§ Problem details
Report how many lines contain "SETEMBRO". The answer is a single number.

## start

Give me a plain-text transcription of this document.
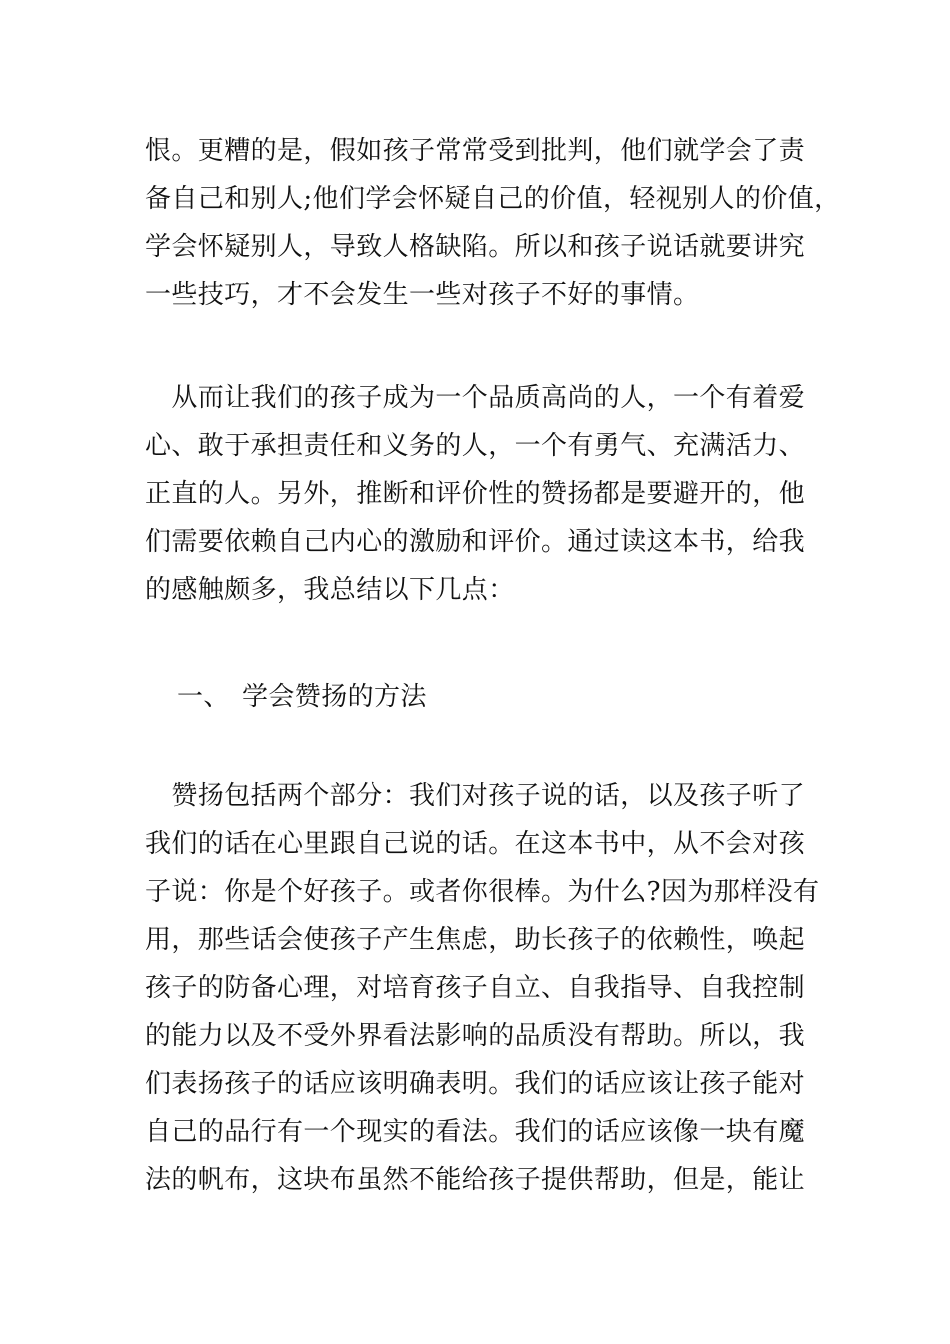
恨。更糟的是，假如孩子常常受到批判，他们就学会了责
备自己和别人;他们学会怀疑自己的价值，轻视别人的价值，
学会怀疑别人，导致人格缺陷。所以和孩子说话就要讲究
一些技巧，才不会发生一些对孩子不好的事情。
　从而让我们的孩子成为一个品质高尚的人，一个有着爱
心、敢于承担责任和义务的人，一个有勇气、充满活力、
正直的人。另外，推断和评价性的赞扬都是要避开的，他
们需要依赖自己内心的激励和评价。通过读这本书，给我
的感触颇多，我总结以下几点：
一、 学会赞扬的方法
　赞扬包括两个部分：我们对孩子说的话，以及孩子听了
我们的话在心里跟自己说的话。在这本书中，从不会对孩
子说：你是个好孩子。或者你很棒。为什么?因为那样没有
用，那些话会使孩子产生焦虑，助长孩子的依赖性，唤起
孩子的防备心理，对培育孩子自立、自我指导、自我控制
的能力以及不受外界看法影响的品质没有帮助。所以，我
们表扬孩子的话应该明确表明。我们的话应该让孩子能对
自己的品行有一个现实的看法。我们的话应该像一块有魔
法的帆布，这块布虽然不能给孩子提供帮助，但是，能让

## end
## start

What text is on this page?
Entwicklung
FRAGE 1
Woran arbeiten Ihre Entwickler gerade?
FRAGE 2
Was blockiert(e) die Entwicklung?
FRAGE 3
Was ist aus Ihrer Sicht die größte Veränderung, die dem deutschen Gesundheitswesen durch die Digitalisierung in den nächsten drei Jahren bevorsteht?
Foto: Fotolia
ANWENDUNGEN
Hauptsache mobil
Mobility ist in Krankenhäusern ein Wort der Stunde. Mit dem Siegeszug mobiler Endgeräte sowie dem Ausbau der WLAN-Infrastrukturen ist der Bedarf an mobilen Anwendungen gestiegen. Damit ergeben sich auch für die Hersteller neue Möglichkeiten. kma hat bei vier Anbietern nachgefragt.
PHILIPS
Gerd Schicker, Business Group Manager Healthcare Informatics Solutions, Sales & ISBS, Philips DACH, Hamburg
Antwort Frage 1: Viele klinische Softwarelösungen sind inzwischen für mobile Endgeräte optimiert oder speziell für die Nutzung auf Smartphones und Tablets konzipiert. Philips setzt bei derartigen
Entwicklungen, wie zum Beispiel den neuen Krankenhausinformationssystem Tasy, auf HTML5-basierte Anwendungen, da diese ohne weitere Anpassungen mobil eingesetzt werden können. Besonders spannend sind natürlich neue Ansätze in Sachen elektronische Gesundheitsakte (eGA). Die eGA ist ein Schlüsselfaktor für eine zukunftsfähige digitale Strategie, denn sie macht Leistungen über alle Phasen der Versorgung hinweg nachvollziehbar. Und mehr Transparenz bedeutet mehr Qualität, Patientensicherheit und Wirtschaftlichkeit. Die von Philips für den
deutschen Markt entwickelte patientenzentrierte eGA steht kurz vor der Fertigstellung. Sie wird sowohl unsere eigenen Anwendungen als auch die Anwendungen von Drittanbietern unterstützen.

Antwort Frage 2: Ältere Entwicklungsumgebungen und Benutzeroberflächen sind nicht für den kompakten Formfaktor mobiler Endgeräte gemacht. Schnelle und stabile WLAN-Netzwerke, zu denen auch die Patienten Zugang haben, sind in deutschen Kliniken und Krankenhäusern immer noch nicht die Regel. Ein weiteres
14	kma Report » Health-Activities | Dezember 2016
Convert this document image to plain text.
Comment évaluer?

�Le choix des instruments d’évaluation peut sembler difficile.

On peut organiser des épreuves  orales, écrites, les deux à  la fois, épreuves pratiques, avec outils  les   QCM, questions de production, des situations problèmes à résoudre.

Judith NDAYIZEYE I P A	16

## end
## start

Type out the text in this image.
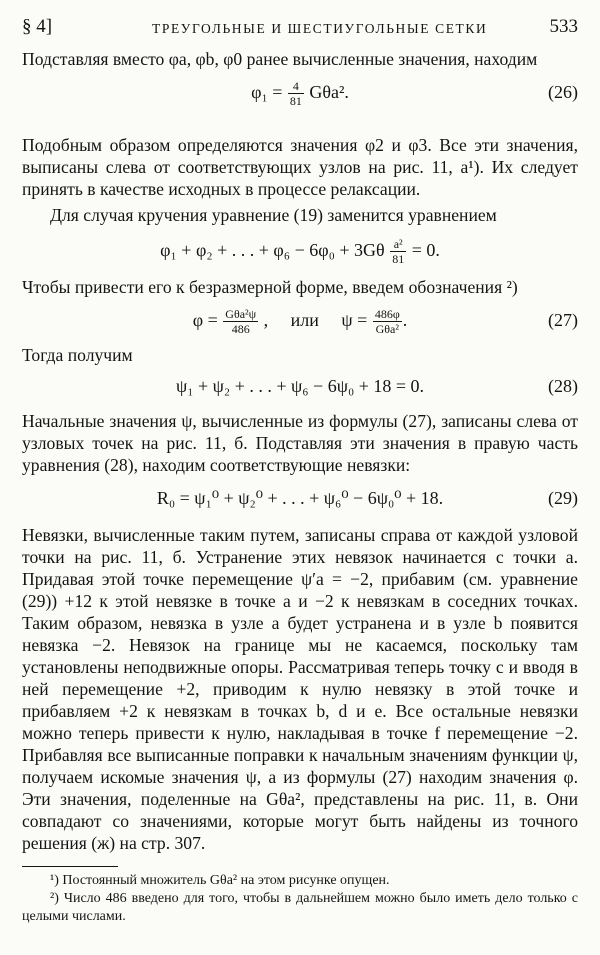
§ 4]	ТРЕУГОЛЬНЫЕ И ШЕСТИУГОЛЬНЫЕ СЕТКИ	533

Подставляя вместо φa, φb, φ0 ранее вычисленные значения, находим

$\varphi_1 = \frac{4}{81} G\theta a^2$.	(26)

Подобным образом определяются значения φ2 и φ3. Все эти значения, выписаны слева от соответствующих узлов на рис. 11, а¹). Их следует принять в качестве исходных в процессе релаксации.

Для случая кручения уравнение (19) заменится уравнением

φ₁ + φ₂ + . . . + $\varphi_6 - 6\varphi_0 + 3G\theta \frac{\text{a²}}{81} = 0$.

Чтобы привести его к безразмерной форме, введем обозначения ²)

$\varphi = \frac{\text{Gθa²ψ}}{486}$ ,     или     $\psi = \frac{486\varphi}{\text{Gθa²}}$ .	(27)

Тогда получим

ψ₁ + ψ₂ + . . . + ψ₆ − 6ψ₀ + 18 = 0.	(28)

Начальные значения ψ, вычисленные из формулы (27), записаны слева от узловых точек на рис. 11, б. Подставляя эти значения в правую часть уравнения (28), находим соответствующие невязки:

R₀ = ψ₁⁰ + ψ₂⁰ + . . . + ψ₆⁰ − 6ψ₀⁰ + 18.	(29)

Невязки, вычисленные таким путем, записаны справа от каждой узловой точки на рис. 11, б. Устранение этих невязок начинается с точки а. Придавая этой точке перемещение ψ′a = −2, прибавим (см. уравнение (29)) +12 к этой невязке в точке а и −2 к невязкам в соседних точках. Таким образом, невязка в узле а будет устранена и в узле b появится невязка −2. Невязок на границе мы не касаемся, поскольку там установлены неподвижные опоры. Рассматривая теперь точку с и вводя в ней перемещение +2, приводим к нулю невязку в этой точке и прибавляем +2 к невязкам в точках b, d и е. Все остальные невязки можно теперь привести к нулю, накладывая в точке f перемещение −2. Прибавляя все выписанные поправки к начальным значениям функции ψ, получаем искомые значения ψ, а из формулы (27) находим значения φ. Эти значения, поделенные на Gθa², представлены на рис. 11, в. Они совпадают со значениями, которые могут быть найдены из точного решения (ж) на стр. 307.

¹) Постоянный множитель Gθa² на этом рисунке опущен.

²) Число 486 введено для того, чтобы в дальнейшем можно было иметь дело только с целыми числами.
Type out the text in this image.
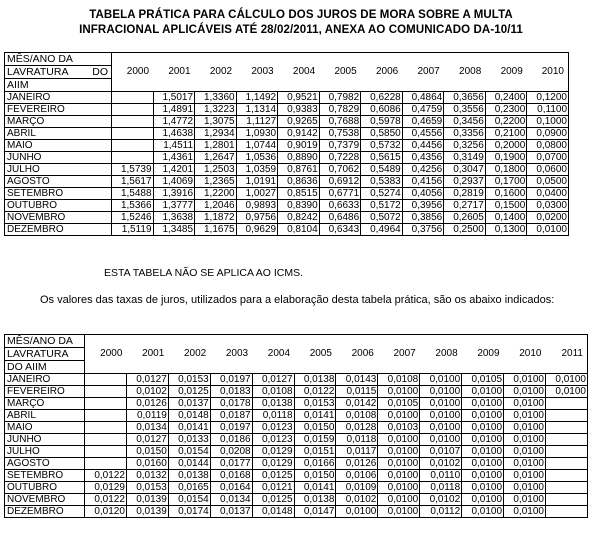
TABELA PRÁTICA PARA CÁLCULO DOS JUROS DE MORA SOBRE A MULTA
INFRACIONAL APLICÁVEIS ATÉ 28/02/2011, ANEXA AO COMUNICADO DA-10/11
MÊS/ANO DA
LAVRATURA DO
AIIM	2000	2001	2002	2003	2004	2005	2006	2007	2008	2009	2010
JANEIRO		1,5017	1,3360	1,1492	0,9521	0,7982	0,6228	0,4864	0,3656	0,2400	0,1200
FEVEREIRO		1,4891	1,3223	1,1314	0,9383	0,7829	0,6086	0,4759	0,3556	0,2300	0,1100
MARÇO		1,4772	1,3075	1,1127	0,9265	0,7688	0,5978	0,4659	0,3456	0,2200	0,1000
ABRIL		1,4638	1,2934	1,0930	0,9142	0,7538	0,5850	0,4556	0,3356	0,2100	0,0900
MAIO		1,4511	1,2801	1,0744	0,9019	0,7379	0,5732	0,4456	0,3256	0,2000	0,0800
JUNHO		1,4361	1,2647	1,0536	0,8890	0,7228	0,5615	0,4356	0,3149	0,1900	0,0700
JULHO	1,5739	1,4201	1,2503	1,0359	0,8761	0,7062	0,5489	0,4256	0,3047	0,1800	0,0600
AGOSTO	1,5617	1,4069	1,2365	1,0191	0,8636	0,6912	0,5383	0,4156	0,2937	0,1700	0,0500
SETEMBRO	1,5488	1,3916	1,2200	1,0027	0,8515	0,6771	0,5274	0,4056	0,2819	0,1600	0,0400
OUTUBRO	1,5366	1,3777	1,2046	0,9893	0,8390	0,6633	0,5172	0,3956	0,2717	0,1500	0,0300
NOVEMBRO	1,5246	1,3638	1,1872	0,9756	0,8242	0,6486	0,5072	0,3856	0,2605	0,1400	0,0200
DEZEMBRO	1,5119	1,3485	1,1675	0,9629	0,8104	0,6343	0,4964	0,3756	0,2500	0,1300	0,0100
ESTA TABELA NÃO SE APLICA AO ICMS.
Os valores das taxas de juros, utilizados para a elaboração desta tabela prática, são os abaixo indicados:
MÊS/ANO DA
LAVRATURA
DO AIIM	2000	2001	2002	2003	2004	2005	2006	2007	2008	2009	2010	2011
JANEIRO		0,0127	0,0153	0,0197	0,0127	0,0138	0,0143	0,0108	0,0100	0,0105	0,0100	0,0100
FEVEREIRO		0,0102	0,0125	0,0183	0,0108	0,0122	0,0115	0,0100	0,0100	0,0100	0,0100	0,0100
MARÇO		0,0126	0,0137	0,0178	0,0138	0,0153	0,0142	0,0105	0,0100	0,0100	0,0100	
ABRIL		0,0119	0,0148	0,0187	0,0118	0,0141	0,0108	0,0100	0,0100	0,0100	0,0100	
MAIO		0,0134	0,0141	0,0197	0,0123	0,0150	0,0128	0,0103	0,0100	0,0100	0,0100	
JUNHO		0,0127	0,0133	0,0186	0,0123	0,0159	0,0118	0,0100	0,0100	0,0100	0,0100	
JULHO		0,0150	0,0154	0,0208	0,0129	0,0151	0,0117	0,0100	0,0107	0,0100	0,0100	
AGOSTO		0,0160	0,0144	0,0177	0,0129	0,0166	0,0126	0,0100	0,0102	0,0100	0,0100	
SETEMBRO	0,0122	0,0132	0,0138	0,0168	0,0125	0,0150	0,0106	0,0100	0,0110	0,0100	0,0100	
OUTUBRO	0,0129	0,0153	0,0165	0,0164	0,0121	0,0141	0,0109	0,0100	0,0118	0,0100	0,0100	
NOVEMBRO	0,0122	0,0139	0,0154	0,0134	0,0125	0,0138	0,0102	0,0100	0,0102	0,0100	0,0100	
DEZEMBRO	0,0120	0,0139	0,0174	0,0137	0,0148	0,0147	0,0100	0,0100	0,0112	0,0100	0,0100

## end

§ Exercise output
2